Source data:
▼

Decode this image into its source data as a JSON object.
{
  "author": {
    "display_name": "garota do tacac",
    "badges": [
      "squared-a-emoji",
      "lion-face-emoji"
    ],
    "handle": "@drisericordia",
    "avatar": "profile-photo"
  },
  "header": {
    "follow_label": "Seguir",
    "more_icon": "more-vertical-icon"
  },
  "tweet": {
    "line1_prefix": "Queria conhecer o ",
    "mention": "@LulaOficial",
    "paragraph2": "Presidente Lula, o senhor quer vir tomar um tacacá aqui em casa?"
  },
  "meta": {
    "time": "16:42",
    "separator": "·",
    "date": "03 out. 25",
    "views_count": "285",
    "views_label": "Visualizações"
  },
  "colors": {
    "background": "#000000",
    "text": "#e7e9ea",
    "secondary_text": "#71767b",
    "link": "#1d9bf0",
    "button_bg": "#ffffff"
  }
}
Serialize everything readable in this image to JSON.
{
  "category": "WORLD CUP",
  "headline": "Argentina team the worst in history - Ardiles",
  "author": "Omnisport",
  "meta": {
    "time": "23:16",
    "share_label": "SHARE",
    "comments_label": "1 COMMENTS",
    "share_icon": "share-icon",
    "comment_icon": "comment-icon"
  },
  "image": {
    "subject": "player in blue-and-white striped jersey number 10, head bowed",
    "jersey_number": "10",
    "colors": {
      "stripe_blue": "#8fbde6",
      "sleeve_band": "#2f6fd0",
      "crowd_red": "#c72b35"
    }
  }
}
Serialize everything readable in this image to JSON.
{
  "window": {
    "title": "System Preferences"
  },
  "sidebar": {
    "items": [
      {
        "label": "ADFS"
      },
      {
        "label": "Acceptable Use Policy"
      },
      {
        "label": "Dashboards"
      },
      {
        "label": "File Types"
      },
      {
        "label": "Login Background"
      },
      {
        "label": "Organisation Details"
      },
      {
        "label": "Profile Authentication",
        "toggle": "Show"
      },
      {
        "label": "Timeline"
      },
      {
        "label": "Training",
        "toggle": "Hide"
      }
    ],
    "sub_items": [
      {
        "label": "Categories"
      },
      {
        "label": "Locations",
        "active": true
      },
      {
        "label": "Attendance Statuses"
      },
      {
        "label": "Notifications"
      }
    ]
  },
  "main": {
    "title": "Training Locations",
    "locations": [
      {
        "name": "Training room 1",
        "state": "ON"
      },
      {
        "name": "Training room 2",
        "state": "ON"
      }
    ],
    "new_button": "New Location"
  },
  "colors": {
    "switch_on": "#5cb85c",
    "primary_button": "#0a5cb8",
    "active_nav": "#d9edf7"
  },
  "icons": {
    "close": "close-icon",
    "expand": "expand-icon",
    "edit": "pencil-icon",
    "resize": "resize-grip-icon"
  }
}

▲

Identify and copy all lines with the word "image".

Decode this image into its source data as a JSON object.
Serialize everything readable in this image to JSON.
  "image": {
Serialize everything readable in this image to JSON.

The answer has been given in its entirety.